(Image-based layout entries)
%%

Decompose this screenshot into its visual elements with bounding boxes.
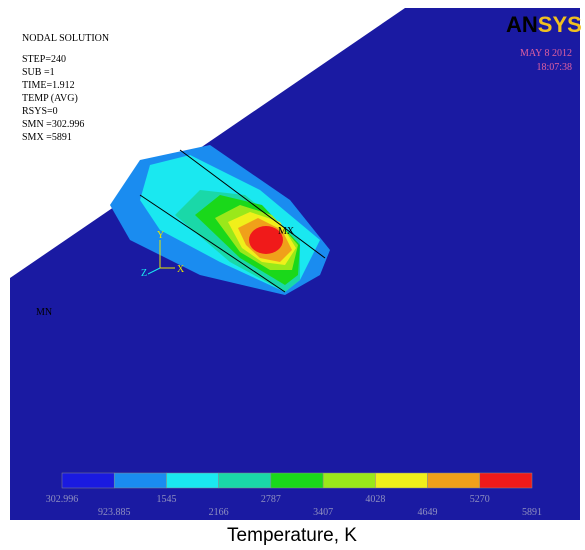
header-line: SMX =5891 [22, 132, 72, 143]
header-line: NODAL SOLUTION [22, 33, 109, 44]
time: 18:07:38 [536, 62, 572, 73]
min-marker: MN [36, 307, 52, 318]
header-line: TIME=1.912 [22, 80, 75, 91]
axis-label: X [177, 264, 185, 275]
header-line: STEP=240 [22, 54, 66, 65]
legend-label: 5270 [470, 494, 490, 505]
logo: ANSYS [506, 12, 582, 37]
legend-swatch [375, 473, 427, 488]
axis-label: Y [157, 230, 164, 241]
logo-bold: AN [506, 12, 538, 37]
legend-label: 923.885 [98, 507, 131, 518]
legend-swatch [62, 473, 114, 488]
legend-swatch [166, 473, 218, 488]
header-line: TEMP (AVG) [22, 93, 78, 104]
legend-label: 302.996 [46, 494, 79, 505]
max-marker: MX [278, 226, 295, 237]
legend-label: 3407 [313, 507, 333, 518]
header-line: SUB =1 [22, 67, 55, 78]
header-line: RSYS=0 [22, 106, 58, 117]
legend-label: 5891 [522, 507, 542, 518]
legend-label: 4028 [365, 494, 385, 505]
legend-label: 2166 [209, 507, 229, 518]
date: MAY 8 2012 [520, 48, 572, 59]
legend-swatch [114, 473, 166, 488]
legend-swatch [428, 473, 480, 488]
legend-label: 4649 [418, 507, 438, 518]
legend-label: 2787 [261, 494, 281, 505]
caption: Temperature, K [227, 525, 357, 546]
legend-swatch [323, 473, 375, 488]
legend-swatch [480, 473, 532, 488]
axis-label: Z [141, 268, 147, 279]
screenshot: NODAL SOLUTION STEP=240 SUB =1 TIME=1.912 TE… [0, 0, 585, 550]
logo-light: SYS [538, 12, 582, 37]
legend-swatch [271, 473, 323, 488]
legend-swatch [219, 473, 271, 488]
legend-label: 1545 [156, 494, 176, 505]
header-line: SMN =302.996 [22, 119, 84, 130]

%%
%%

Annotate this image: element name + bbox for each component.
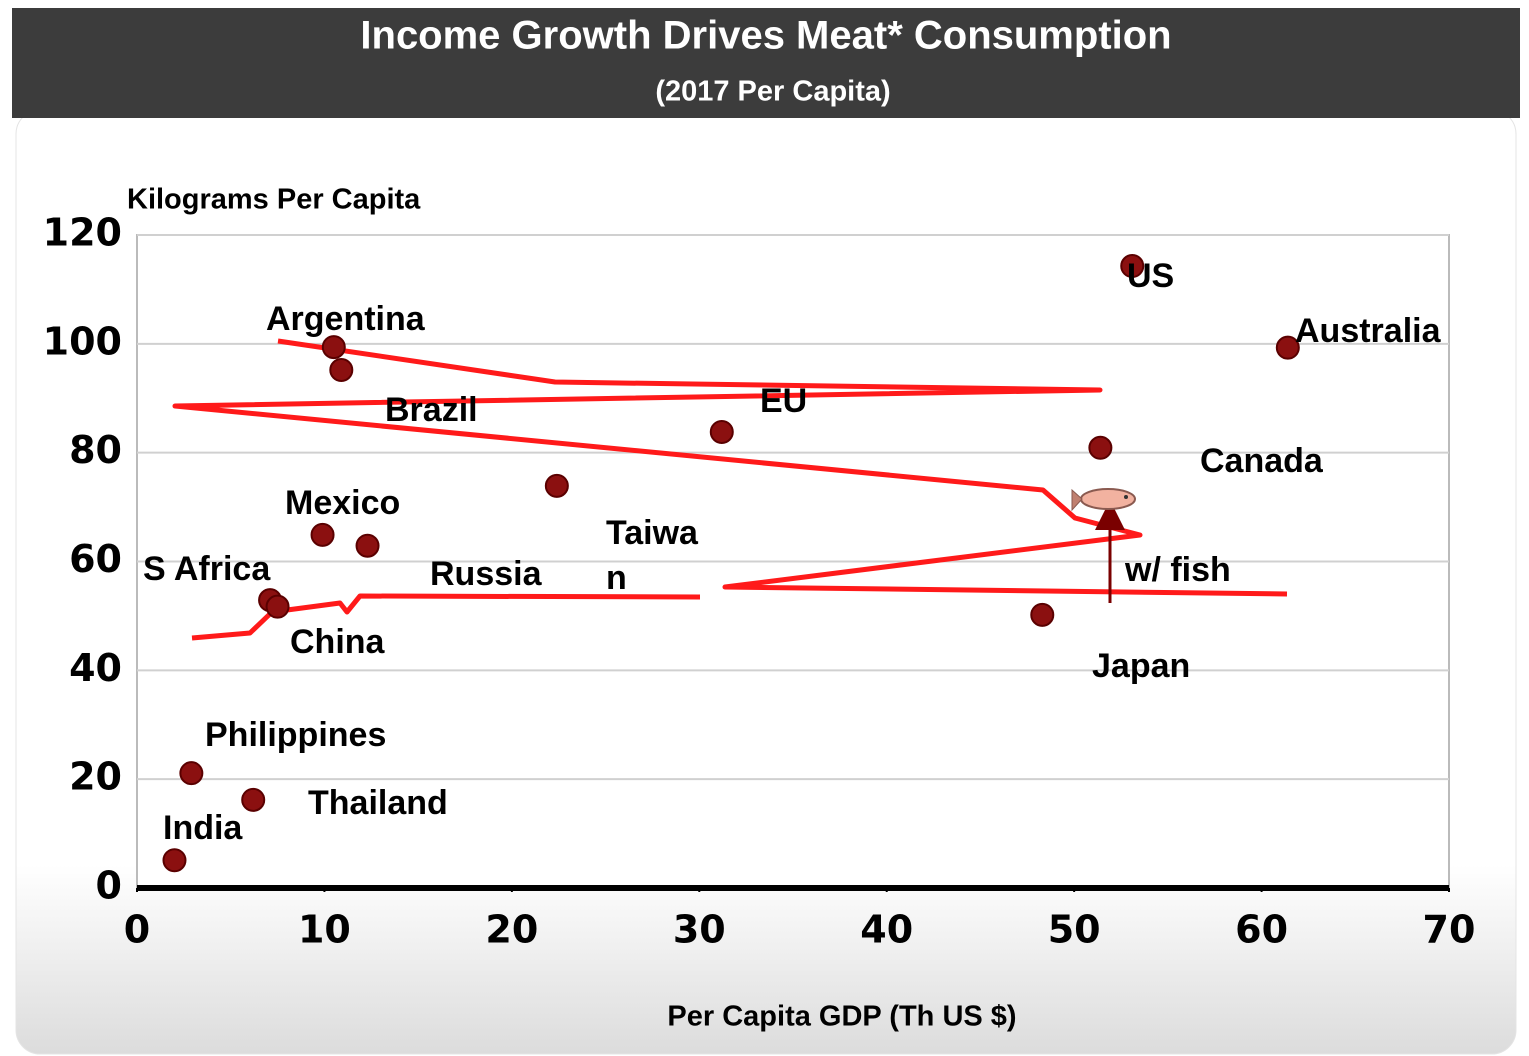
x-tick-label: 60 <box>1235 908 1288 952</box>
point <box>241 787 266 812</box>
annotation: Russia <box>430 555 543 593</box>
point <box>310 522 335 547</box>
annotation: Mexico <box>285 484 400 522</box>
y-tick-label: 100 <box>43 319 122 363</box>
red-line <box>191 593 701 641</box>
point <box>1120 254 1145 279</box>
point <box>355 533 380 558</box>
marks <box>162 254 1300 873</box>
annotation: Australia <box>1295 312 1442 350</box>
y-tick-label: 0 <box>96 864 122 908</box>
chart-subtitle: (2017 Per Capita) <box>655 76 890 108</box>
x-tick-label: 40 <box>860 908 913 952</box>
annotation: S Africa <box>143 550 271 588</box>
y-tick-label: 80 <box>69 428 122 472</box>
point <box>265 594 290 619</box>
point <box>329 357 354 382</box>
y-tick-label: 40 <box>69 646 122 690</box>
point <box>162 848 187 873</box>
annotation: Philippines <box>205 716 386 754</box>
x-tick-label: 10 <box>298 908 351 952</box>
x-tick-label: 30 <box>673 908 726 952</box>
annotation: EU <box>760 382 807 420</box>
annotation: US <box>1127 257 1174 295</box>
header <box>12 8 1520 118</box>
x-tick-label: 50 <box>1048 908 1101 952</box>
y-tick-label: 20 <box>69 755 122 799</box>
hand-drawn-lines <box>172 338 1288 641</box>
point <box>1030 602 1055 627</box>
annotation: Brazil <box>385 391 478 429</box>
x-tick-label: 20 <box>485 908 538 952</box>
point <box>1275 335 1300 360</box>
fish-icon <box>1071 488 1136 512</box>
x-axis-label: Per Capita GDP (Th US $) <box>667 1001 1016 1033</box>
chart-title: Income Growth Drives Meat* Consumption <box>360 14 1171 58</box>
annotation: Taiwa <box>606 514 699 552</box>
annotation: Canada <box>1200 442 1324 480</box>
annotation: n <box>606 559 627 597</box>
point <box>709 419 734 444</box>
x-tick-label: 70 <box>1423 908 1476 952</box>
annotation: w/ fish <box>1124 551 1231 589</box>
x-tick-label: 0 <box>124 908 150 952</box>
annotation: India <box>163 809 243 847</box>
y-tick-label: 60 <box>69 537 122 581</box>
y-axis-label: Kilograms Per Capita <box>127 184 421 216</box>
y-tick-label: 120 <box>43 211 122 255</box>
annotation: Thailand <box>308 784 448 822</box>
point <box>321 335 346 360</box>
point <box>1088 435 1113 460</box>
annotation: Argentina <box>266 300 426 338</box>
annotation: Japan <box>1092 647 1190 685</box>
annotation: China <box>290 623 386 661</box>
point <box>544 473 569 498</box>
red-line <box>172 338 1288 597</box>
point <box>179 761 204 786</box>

%%

## TASK STATEMENT
Reproduce every line from the one containing "x-tick-label: 60 <box>1235 908 1288 952</box>" down to the one containing "marks <box>162 254 1300 873</box>", with both of those lines included.

## OUTPUT OF THE EXERCISE
x-tick-label: 60 <box>1235 908 1288 952</box>
point <box>241 787 266 812</box>
annotation: Russia <box>430 555 543 593</box>
point <box>310 522 335 547</box>
annotation: Mexico <box>285 484 400 522</box>
y-tick-label: 100 <box>43 319 122 363</box>
red-line <box>191 593 701 641</box>
point <box>1120 254 1145 279</box>
point <box>355 533 380 558</box>
marks <box>162 254 1300 873</box>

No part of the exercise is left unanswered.